(Records excerpted from a collection)

++++

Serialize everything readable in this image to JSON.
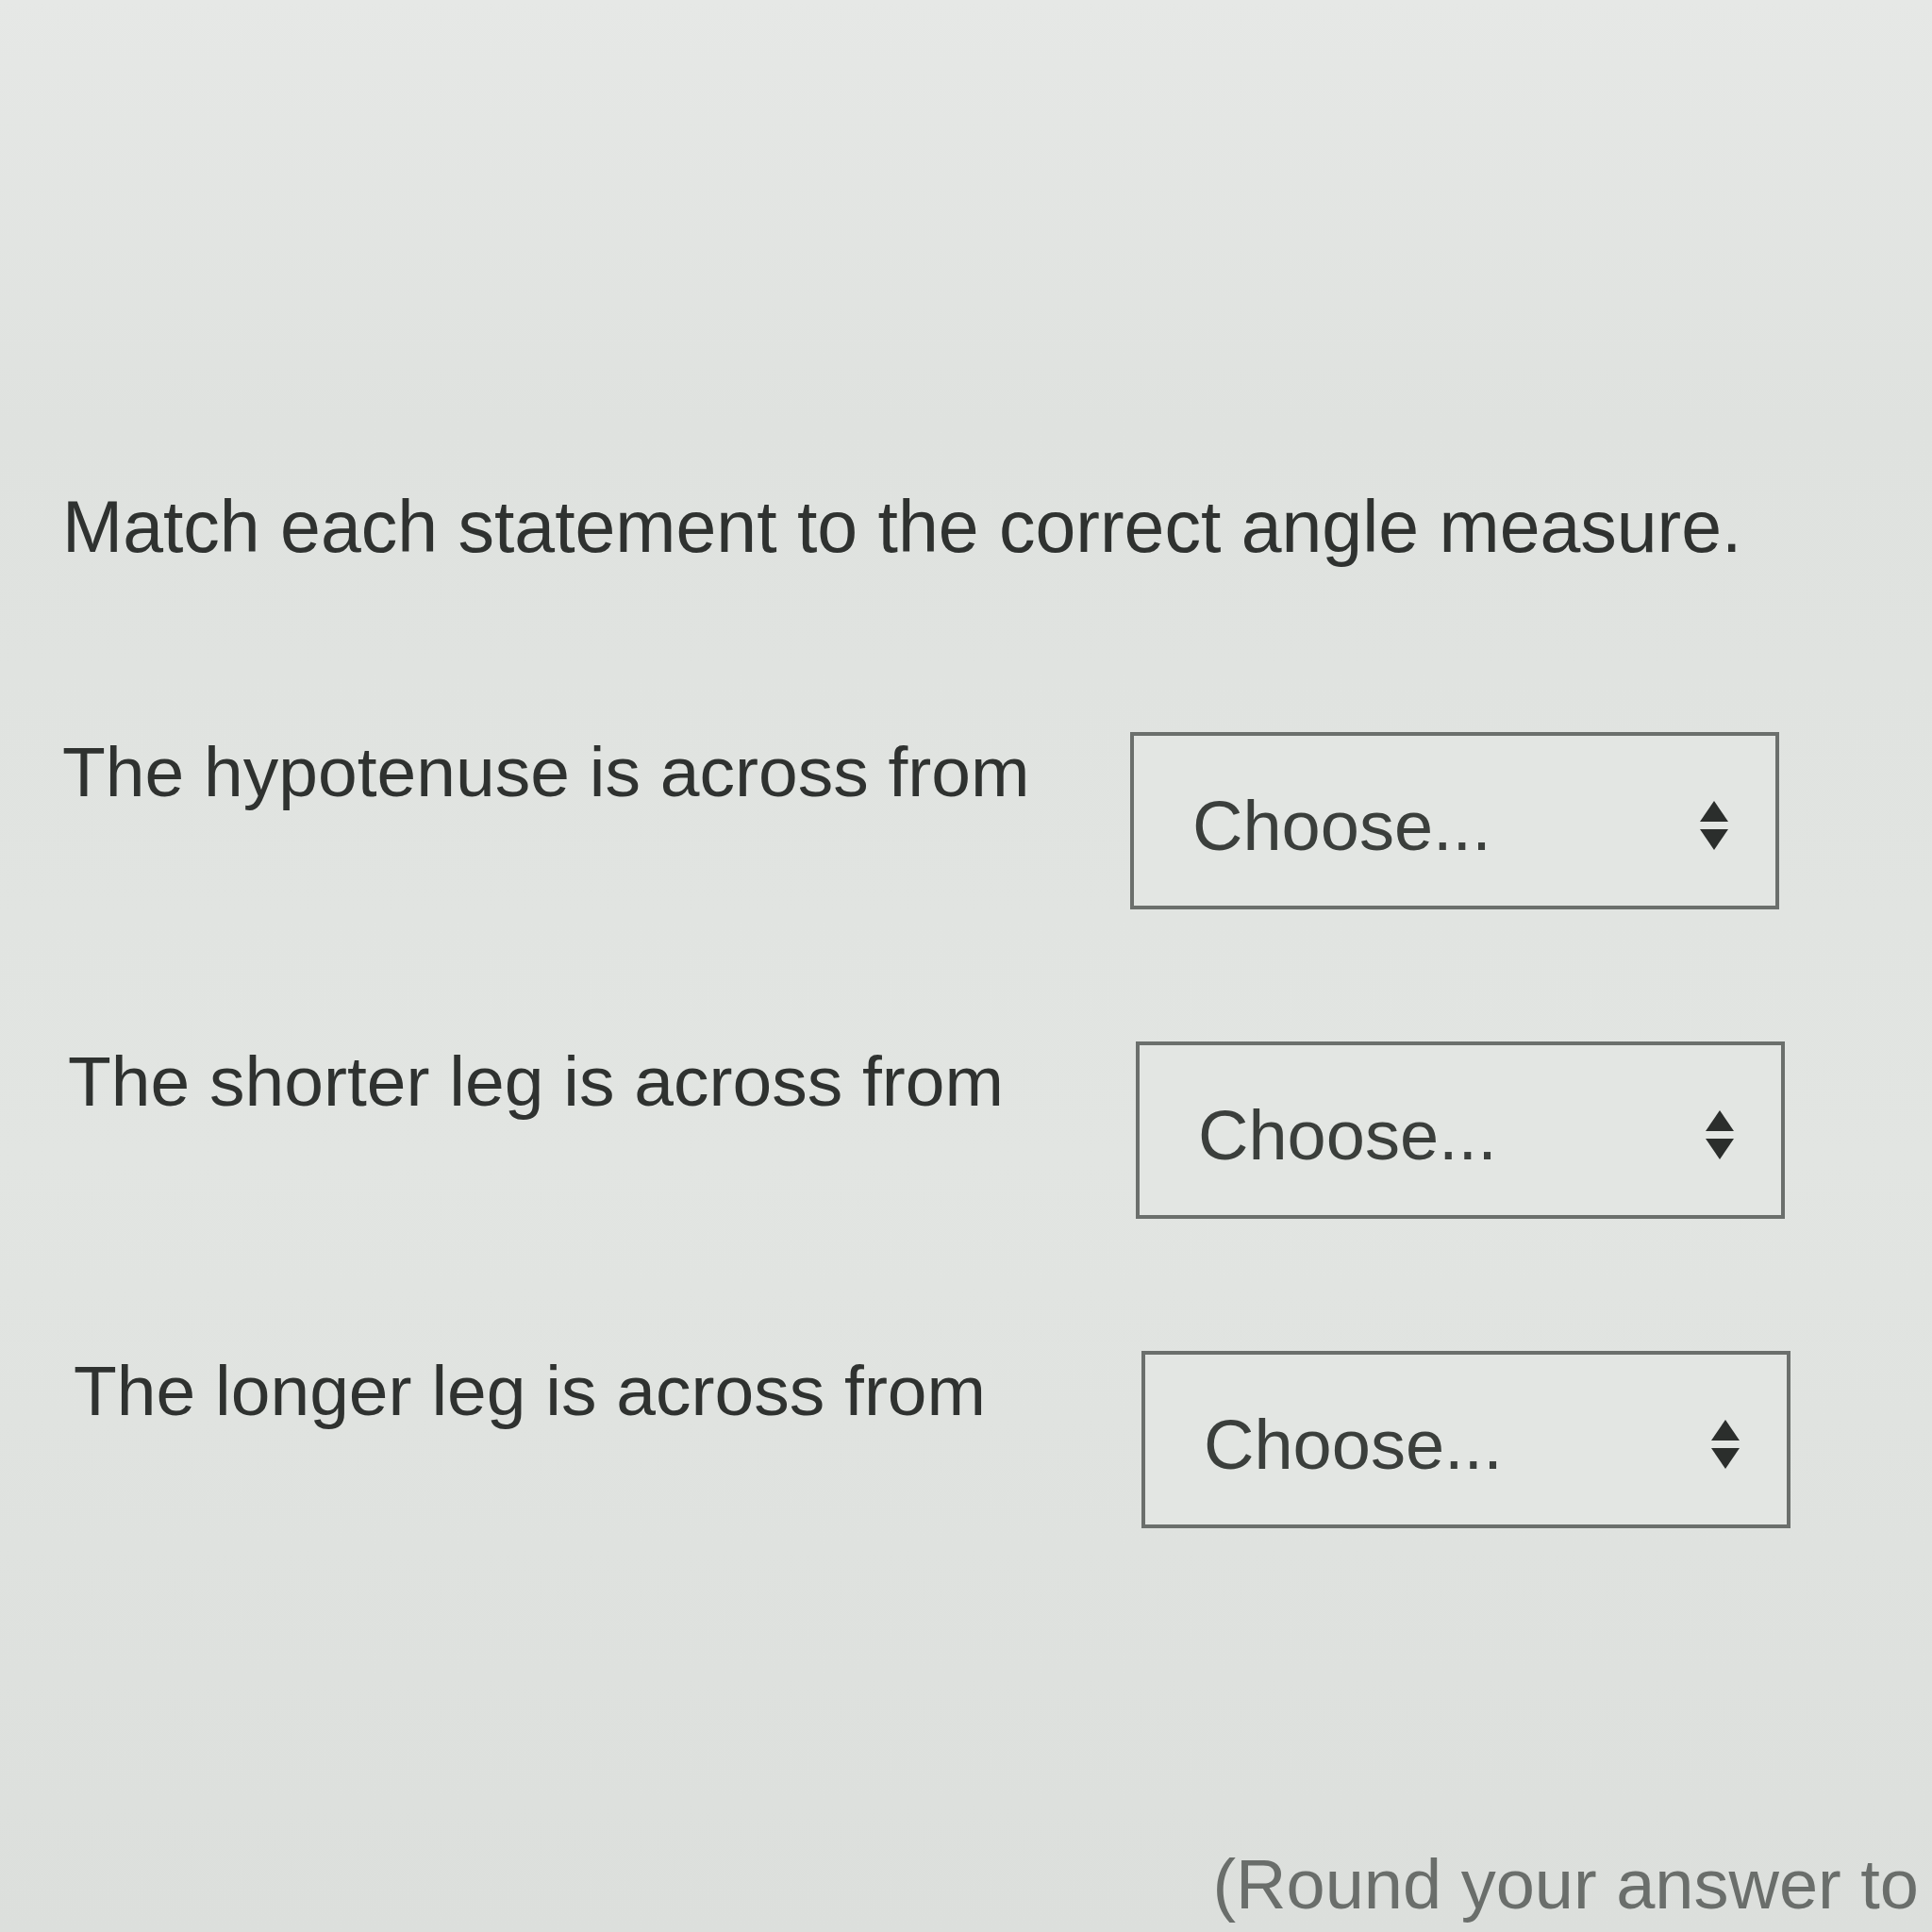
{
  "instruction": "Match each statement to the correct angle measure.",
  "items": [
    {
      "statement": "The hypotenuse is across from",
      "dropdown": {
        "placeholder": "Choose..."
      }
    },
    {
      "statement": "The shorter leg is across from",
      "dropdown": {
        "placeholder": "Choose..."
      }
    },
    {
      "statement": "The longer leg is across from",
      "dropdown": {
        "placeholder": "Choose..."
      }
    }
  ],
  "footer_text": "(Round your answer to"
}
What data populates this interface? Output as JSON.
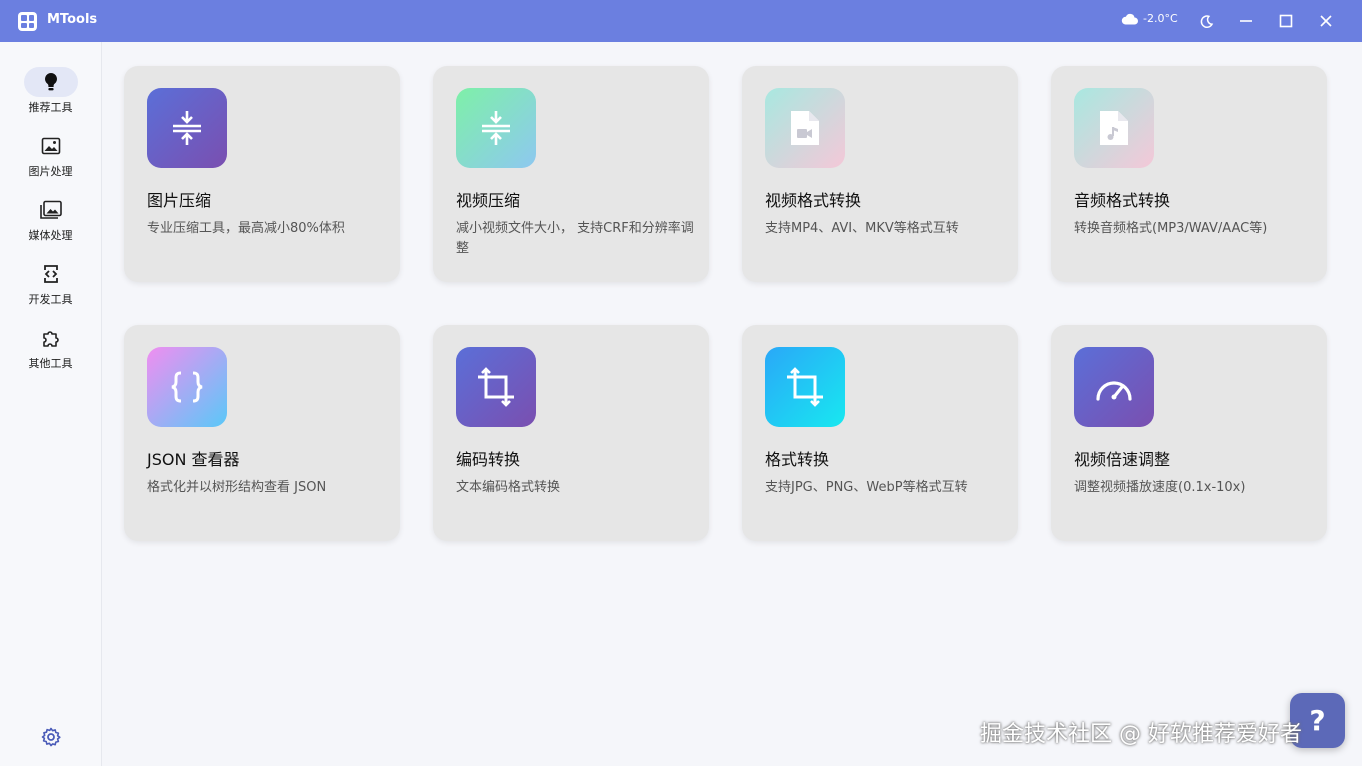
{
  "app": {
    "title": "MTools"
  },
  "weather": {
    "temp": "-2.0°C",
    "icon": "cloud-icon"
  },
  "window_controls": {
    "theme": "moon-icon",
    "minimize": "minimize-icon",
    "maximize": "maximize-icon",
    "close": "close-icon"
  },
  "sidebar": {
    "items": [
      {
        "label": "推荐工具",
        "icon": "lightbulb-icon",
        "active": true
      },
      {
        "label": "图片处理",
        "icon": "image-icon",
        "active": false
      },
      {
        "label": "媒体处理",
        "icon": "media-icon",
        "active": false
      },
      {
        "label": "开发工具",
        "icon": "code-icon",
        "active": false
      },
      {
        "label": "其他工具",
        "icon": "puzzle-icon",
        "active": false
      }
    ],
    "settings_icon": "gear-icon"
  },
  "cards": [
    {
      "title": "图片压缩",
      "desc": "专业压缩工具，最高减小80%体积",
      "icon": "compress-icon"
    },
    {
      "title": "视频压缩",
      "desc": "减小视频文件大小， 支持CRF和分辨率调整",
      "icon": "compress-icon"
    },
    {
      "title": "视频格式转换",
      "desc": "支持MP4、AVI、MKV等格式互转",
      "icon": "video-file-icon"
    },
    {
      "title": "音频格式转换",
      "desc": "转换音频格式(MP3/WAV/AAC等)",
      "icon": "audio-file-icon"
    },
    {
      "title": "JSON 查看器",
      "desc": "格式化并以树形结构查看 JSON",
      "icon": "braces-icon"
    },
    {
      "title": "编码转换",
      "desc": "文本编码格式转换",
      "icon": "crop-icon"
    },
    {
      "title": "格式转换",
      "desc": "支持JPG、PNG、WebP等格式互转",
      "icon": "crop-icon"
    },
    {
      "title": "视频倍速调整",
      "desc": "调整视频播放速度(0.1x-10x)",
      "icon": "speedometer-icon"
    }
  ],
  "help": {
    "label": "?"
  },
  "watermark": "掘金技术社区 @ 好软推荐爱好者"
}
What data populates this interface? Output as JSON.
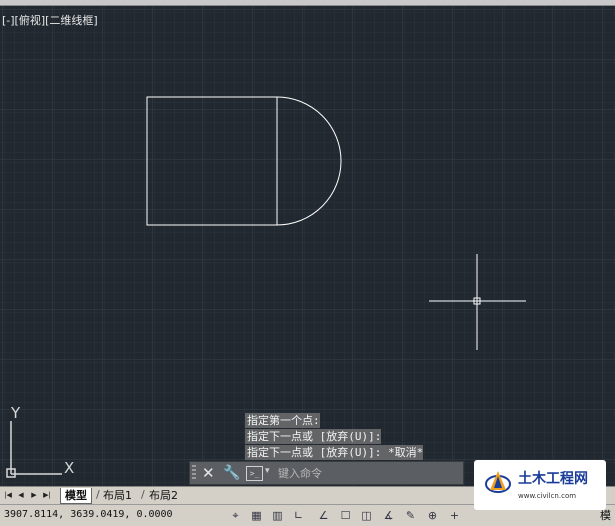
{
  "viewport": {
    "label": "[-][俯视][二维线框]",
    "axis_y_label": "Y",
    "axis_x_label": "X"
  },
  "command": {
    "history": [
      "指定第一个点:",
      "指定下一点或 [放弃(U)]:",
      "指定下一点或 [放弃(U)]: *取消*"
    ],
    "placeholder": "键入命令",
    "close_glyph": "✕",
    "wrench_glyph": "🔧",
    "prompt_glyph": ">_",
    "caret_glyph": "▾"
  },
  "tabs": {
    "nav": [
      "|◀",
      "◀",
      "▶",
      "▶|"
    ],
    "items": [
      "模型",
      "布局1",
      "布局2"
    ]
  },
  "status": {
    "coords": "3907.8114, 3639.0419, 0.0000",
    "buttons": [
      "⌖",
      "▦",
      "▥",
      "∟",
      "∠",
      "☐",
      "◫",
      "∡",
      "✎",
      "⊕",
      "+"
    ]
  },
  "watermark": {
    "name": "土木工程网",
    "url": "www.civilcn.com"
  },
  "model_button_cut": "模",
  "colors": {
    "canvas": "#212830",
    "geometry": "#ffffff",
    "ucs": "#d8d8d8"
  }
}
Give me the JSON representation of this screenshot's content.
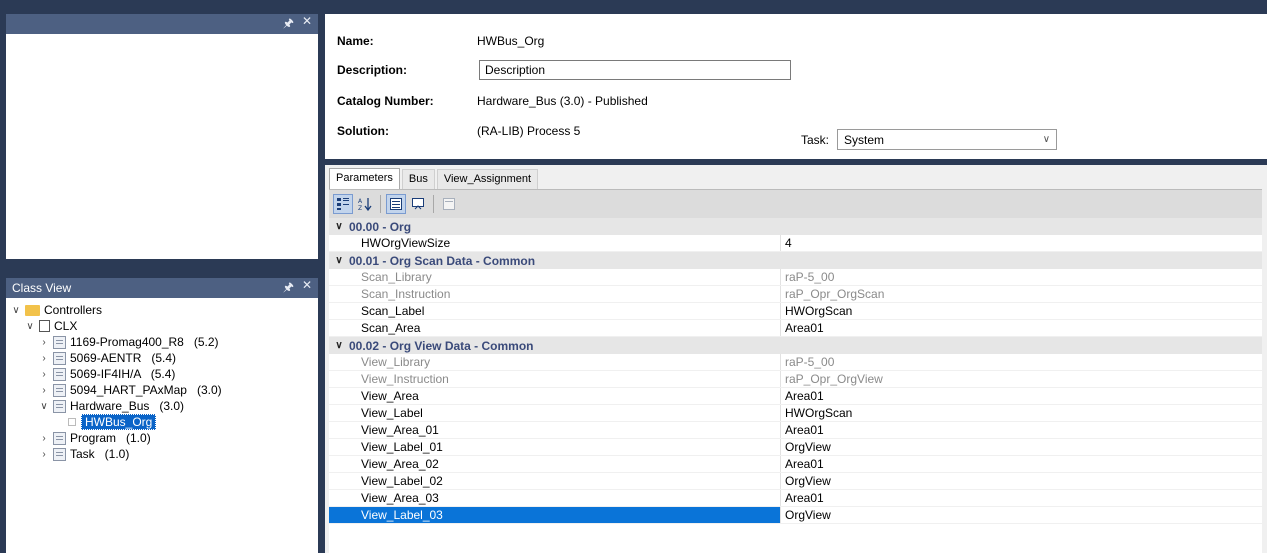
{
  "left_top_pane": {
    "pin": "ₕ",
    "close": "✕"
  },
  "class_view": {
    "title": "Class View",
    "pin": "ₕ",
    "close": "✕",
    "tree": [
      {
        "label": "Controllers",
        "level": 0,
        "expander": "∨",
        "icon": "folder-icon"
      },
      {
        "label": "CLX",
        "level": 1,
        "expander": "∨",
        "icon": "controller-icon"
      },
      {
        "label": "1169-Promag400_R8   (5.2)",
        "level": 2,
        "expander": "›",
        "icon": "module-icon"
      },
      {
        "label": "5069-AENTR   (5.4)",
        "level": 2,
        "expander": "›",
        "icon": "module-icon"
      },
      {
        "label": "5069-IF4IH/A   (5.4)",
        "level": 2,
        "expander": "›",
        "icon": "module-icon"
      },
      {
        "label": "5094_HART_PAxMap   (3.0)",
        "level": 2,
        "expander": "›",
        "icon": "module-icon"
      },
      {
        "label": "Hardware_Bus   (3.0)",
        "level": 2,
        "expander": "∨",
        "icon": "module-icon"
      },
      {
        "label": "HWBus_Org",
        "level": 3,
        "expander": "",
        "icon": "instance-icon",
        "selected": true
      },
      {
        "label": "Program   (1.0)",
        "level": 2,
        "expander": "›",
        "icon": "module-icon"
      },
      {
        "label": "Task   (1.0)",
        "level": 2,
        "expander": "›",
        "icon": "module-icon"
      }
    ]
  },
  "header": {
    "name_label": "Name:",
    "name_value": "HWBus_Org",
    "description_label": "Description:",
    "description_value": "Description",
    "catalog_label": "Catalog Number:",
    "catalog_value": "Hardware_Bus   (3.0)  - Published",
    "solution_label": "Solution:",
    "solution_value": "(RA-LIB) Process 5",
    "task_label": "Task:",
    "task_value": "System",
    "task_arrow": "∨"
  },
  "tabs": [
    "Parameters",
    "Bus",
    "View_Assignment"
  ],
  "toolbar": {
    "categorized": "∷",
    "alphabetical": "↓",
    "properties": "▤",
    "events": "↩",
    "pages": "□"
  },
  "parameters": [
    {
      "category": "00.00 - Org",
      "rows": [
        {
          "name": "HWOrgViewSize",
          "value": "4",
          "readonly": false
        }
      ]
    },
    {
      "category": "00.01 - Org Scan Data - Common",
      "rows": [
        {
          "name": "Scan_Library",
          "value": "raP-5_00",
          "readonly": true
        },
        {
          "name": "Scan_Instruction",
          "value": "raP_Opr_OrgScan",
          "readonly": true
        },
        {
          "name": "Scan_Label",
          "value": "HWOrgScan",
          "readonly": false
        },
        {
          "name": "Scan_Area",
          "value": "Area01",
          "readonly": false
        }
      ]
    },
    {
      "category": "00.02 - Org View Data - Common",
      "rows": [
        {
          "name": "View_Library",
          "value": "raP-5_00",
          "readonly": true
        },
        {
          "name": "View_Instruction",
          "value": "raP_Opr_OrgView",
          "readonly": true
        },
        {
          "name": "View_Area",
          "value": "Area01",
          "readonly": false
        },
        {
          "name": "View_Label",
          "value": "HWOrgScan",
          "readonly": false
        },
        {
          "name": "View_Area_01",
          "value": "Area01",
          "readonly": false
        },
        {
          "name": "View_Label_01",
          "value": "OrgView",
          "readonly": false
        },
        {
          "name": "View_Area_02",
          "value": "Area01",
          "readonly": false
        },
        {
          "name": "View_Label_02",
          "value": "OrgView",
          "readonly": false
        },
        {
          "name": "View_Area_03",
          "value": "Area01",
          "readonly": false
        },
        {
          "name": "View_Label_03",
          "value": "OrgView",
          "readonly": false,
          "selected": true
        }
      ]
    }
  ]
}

++++

• Exercise goal
Gather all lines where the word "JSON" appears.

• Task response
Serialize everything readable in this image to JSON.
What data populates this interface? Output as JSON.
      "title": "JSON 查看器",
      "desc": "格式化并以树形结构查看 JSON",
What data populates this interface? Output as JSON.
Give me the JSON representation of this screenshot's content.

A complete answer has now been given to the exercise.